-- Figure record extracts --

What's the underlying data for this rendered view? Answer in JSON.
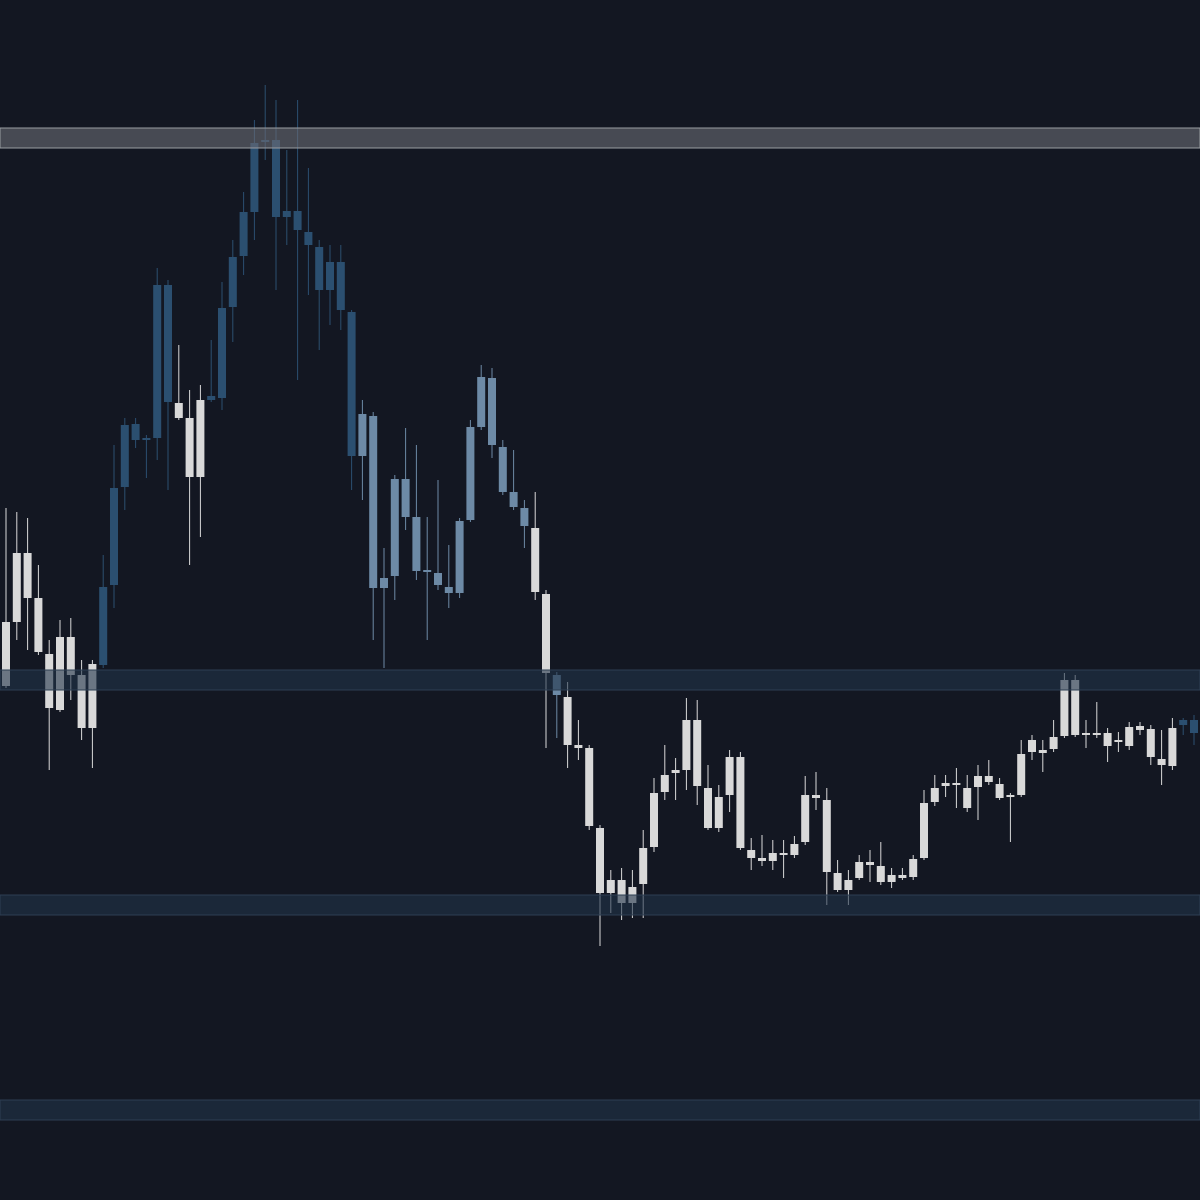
{
  "chart_data": {
    "type": "candlestick",
    "ylim": [
      0,
      1200
    ],
    "background": "#131722",
    "open": [
      514,
      578,
      602,
      548,
      492,
      490,
      525,
      472,
      472,
      535,
      615,
      713,
      760,
      760,
      762,
      798,
      782,
      723,
      723,
      800,
      802,
      893,
      944,
      988,
      1058,
      983,
      983,
      970,
      955,
      910,
      910,
      890,
      744,
      744,
      612,
      612,
      624,
      683,
      629,
      628,
      615,
      607,
      607,
      680,
      773,
      755,
      708,
      693,
      674,
      608,
      527,
      505,
      455,
      452,
      374,
      307,
      307,
      297,
      297,
      316,
      353,
      408,
      427,
      430,
      414,
      372,
      372,
      405,
      352,
      342,
      339,
      339,
      345,
      345,
      358,
      402,
      328,
      310,
      310,
      322,
      335,
      318,
      318,
      322,
      323,
      342,
      398,
      414,
      415,
      392,
      413,
      418,
      402,
      403,
      405,
      448,
      447,
      451,
      464,
      465,
      465,
      465,
      454,
      458,
      454,
      470,
      443,
      435,
      434,
      475,
      467
    ],
    "high": [
      692,
      688,
      682,
      635,
      560,
      580,
      582,
      540,
      540,
      645,
      755,
      782,
      782,
      765,
      932,
      920,
      855,
      810,
      815,
      860,
      918,
      960,
      1008,
      1080,
      1115,
      1100,
      1050,
      1100,
      1032,
      960,
      955,
      955,
      890,
      800,
      788,
      652,
      725,
      772,
      755,
      683,
      720,
      655,
      682,
      780,
      835,
      832,
      760,
      750,
      700,
      708,
      610,
      528,
      518,
      480,
      455,
      375,
      330,
      332,
      330,
      370,
      422,
      455,
      442,
      502,
      500,
      435,
      415,
      450,
      448,
      362,
      365,
      360,
      360,
      364,
      424,
      428,
      412,
      340,
      330,
      345,
      350,
      358,
      332,
      332,
      345,
      410,
      425,
      425,
      432,
      425,
      435,
      440,
      422,
      407,
      460,
      465,
      460,
      480,
      527,
      525,
      480,
      498,
      472,
      468,
      478,
      478,
      475,
      470,
      482,
      482,
      485
    ],
    "low": [
      512,
      560,
      550,
      545,
      430,
      488,
      500,
      460,
      432,
      532,
      592,
      690,
      752,
      722,
      740,
      710,
      780,
      635,
      663,
      798,
      790,
      858,
      925,
      960,
      1040,
      910,
      955,
      820,
      905,
      850,
      875,
      870,
      710,
      700,
      560,
      532,
      600,
      670,
      620,
      560,
      610,
      592,
      602,
      678,
      770,
      742,
      705,
      690,
      652,
      600,
      452,
      462,
      432,
      440,
      370,
      254,
      287,
      280,
      282,
      282,
      348,
      400,
      400,
      410,
      395,
      370,
      368,
      388,
      350,
      330,
      334,
      330,
      322,
      342,
      355,
      390,
      295,
      308,
      295,
      320,
      318,
      315,
      312,
      320,
      320,
      340,
      394,
      403,
      392,
      388,
      380,
      415,
      400,
      358,
      403,
      440,
      428,
      448,
      462,
      463,
      452,
      462,
      438,
      448,
      450,
      465,
      435,
      415,
      430,
      465,
      455
    ],
    "close": [
      578,
      647,
      647,
      602,
      546,
      563,
      563,
      525,
      536,
      613,
      712,
      775,
      776,
      762,
      915,
      915,
      797,
      782,
      800,
      804,
      892,
      943,
      988,
      1057,
      1060,
      1060,
      989,
      989,
      968,
      953,
      938,
      938,
      888,
      786,
      784,
      622,
      721,
      721,
      683,
      630,
      627,
      613,
      679,
      773,
      823,
      822,
      753,
      708,
      692,
      672,
      606,
      525,
      503,
      455,
      452,
      372,
      320,
      320,
      313,
      352,
      407,
      425,
      430,
      480,
      480,
      412,
      403,
      443,
      443,
      350,
      342,
      347,
      347,
      356,
      405,
      405,
      400,
      327,
      320,
      338,
      338,
      334,
      325,
      325,
      341,
      397,
      412,
      417,
      417,
      412,
      424,
      424,
      416,
      405,
      446,
      460,
      450,
      463,
      520,
      520,
      467,
      467,
      467,
      460,
      473,
      474,
      471,
      441,
      472,
      480,
      480
    ],
    "colors": [
      "#d9d9d9",
      "#d9d9d9",
      "#d9d9d9",
      "#d9d9d9",
      "#d9d9d9",
      "#d9d9d9",
      "#d9d9d9",
      "#d9d9d9",
      "#d9d9d9",
      "#2b4f70",
      "#2b4f70",
      "#2b4f70",
      "#2b4f70",
      "#2b4f70",
      "#2b4f70",
      "#2b4f70",
      "#d9d9d9",
      "#d9d9d9",
      "#d9d9d9",
      "#2b4f70",
      "#2b4f70",
      "#2b4f70",
      "#2b4f70",
      "#2b4f70",
      "#2b4f70",
      "#2b4f70",
      "#2b4f70",
      "#2b4f70",
      "#2b4f70",
      "#2b4f70",
      "#2b4f70",
      "#2b4f70",
      "#2b4f70",
      "#6d8aa6",
      "#6d8aa6",
      "#6d8aa6",
      "#6d8aa6",
      "#6d8aa6",
      "#6d8aa6",
      "#6d8aa6",
      "#6d8aa6",
      "#6d8aa6",
      "#6d8aa6",
      "#6d8aa6",
      "#6d8aa6",
      "#6d8aa6",
      "#6d8aa6",
      "#6d8aa6",
      "#6d8aa6",
      "#d9d9d9",
      "#d9d9d9",
      "#6d8aa6",
      "#d9d9d9",
      "#d9d9d9",
      "#d9d9d9",
      "#d9d9d9",
      "#d9d9d9",
      "#d9d9d9",
      "#d9d9d9",
      "#d9d9d9",
      "#d9d9d9",
      "#d9d9d9",
      "#d9d9d9",
      "#d9d9d9",
      "#d9d9d9",
      "#d9d9d9",
      "#d9d9d9",
      "#d9d9d9",
      "#d9d9d9",
      "#d9d9d9",
      "#d9d9d9",
      "#d9d9d9",
      "#d9d9d9",
      "#d9d9d9",
      "#d9d9d9",
      "#d9d9d9",
      "#d9d9d9",
      "#d9d9d9",
      "#d9d9d9",
      "#d9d9d9",
      "#d9d9d9",
      "#d9d9d9",
      "#d9d9d9",
      "#d9d9d9",
      "#d9d9d9",
      "#d9d9d9",
      "#d9d9d9",
      "#d9d9d9",
      "#d9d9d9",
      "#d9d9d9",
      "#d9d9d9",
      "#d9d9d9",
      "#d9d9d9",
      "#d9d9d9",
      "#d9d9d9",
      "#d9d9d9",
      "#d9d9d9",
      "#d9d9d9",
      "#d9d9d9",
      "#d9d9d9",
      "#d9d9d9",
      "#d9d9d9",
      "#d9d9d9",
      "#d9d9d9",
      "#d9d9d9",
      "#d9d9d9",
      "#d9d9d9",
      "#d9d9d9",
      "#d9d9d9",
      "#2b4f70",
      "#2b4f70"
    ],
    "zones": [
      {
        "from": 1052,
        "to": 1072,
        "color": "#6a6d74",
        "border": "#9a9da2"
      },
      {
        "from": 510,
        "to": 530,
        "color": "#22334a",
        "border": "#2c3e52"
      },
      {
        "from": 285,
        "to": 305,
        "color": "#22334a",
        "border": "#2c3e52"
      },
      {
        "from": 80,
        "to": 100,
        "color": "#22334a",
        "border": "#2c3e52"
      }
    ]
  }
}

-- What is expected --
Using the records above, output their complete text exactly, minus any images.

-- Solution --
What's the underlying data for this rendered view? Answer in JSON.
{
  "chart_data": {
    "type": "candlestick",
    "ylim": [
      0,
      1200
    ],
    "background": "#131722",
    "open": [
      514,
      578,
      602,
      548,
      492,
      490,
      525,
      472,
      472,
      535,
      615,
      713,
      760,
      760,
      762,
      798,
      782,
      723,
      723,
      800,
      802,
      893,
      944,
      988,
      1058,
      983,
      983,
      970,
      955,
      910,
      910,
      890,
      744,
      744,
      612,
      612,
      624,
      683,
      629,
      628,
      615,
      607,
      607,
      680,
      773,
      755,
      708,
      693,
      674,
      608,
      527,
      505,
      455,
      452,
      374,
      307,
      307,
      297,
      297,
      316,
      353,
      408,
      427,
      430,
      414,
      372,
      372,
      405,
      352,
      342,
      339,
      339,
      345,
      345,
      358,
      402,
      328,
      310,
      310,
      322,
      335,
      318,
      318,
      322,
      323,
      342,
      398,
      414,
      415,
      392,
      413,
      418,
      402,
      403,
      405,
      448,
      447,
      451,
      464,
      465,
      465,
      465,
      454,
      458,
      454,
      470,
      443,
      435,
      434,
      475,
      467
    ],
    "high": [
      692,
      688,
      682,
      635,
      560,
      580,
      582,
      540,
      540,
      645,
      755,
      782,
      782,
      765,
      932,
      920,
      855,
      810,
      815,
      860,
      918,
      960,
      1008,
      1080,
      1115,
      1100,
      1050,
      1100,
      1032,
      960,
      955,
      955,
      890,
      800,
      788,
      652,
      725,
      772,
      755,
      683,
      720,
      655,
      682,
      780,
      835,
      832,
      760,
      750,
      700,
      708,
      610,
      528,
      518,
      480,
      455,
      375,
      330,
      332,
      330,
      370,
      422,
      455,
      442,
      502,
      500,
      435,
      415,
      450,
      448,
      362,
      365,
      360,
      360,
      364,
      424,
      428,
      412,
      340,
      330,
      345,
      350,
      358,
      332,
      332,
      345,
      410,
      425,
      425,
      432,
      425,
      435,
      440,
      422,
      407,
      460,
      465,
      460,
      480,
      527,
      525,
      480,
      498,
      472,
      468,
      478,
      478,
      475,
      470,
      482,
      482,
      485
    ],
    "low": [
      512,
      560,
      550,
      545,
      430,
      488,
      500,
      460,
      432,
      532,
      592,
      690,
      752,
      722,
      740,
      710,
      780,
      635,
      663,
      798,
      790,
      858,
      925,
      960,
      1040,
      910,
      955,
      820,
      905,
      850,
      875,
      870,
      710,
      700,
      560,
      532,
      600,
      670,
      620,
      560,
      610,
      592,
      602,
      678,
      770,
      742,
      705,
      690,
      652,
      600,
      452,
      462,
      432,
      440,
      370,
      254,
      287,
      280,
      282,
      282,
      348,
      400,
      400,
      410,
      395,
      370,
      368,
      388,
      350,
      330,
      334,
      330,
      322,
      342,
      355,
      390,
      295,
      308,
      295,
      320,
      318,
      315,
      312,
      320,
      320,
      340,
      394,
      403,
      392,
      388,
      380,
      415,
      400,
      358,
      403,
      440,
      428,
      448,
      462,
      463,
      452,
      462,
      438,
      448,
      450,
      465,
      435,
      415,
      430,
      465,
      455
    ],
    "close": [
      578,
      647,
      647,
      602,
      546,
      563,
      563,
      525,
      536,
      613,
      712,
      775,
      776,
      762,
      915,
      915,
      797,
      782,
      800,
      804,
      892,
      943,
      988,
      1057,
      1060,
      1060,
      989,
      989,
      968,
      953,
      938,
      938,
      888,
      786,
      784,
      622,
      721,
      721,
      683,
      630,
      627,
      613,
      679,
      773,
      823,
      822,
      753,
      708,
      692,
      672,
      606,
      525,
      503,
      455,
      452,
      372,
      320,
      320,
      313,
      352,
      407,
      425,
      430,
      480,
      480,
      412,
      403,
      443,
      443,
      350,
      342,
      347,
      347,
      356,
      405,
      405,
      400,
      327,
      320,
      338,
      338,
      334,
      325,
      325,
      341,
      397,
      412,
      417,
      417,
      412,
      424,
      424,
      416,
      405,
      446,
      460,
      450,
      463,
      520,
      520,
      467,
      467,
      467,
      460,
      473,
      474,
      471,
      441,
      472,
      480,
      480
    ],
    "colors": [
      "#d9d9d9",
      "#d9d9d9",
      "#d9d9d9",
      "#d9d9d9",
      "#d9d9d9",
      "#d9d9d9",
      "#d9d9d9",
      "#d9d9d9",
      "#d9d9d9",
      "#2b4f70",
      "#2b4f70",
      "#2b4f70",
      "#2b4f70",
      "#2b4f70",
      "#2b4f70",
      "#2b4f70",
      "#d9d9d9",
      "#d9d9d9",
      "#d9d9d9",
      "#2b4f70",
      "#2b4f70",
      "#2b4f70",
      "#2b4f70",
      "#2b4f70",
      "#2b4f70",
      "#2b4f70",
      "#2b4f70",
      "#2b4f70",
      "#2b4f70",
      "#2b4f70",
      "#2b4f70",
      "#2b4f70",
      "#2b4f70",
      "#6d8aa6",
      "#6d8aa6",
      "#6d8aa6",
      "#6d8aa6",
      "#6d8aa6",
      "#6d8aa6",
      "#6d8aa6",
      "#6d8aa6",
      "#6d8aa6",
      "#6d8aa6",
      "#6d8aa6",
      "#6d8aa6",
      "#6d8aa6",
      "#6d8aa6",
      "#6d8aa6",
      "#6d8aa6",
      "#d9d9d9",
      "#d9d9d9",
      "#6d8aa6",
      "#d9d9d9",
      "#d9d9d9",
      "#d9d9d9",
      "#d9d9d9",
      "#d9d9d9",
      "#d9d9d9",
      "#d9d9d9",
      "#d9d9d9",
      "#d9d9d9",
      "#d9d9d9",
      "#d9d9d9",
      "#d9d9d9",
      "#d9d9d9",
      "#d9d9d9",
      "#d9d9d9",
      "#d9d9d9",
      "#d9d9d9",
      "#d9d9d9",
      "#d9d9d9",
      "#d9d9d9",
      "#d9d9d9",
      "#d9d9d9",
      "#d9d9d9",
      "#d9d9d9",
      "#d9d9d9",
      "#d9d9d9",
      "#d9d9d9",
      "#d9d9d9",
      "#d9d9d9",
      "#d9d9d9",
      "#d9d9d9",
      "#d9d9d9",
      "#d9d9d9",
      "#d9d9d9",
      "#d9d9d9",
      "#d9d9d9",
      "#d9d9d9",
      "#d9d9d9",
      "#d9d9d9",
      "#d9d9d9",
      "#d9d9d9",
      "#d9d9d9",
      "#d9d9d9",
      "#d9d9d9",
      "#d9d9d9",
      "#d9d9d9",
      "#d9d9d9",
      "#d9d9d9",
      "#d9d9d9",
      "#d9d9d9",
      "#d9d9d9",
      "#d9d9d9",
      "#d9d9d9",
      "#d9d9d9",
      "#d9d9d9",
      "#d9d9d9",
      "#d9d9d9",
      "#2b4f70",
      "#2b4f70"
    ],
    "zones": [
      {
        "from": 1052,
        "to": 1072,
        "color": "#6a6d74",
        "border": "#9a9da2"
      },
      {
        "from": 510,
        "to": 530,
        "color": "#22334a",
        "border": "#2c3e52"
      },
      {
        "from": 285,
        "to": 305,
        "color": "#22334a",
        "border": "#2c3e52"
      },
      {
        "from": 80,
        "to": 100,
        "color": "#22334a",
        "border": "#2c3e52"
      }
    ]
  }
}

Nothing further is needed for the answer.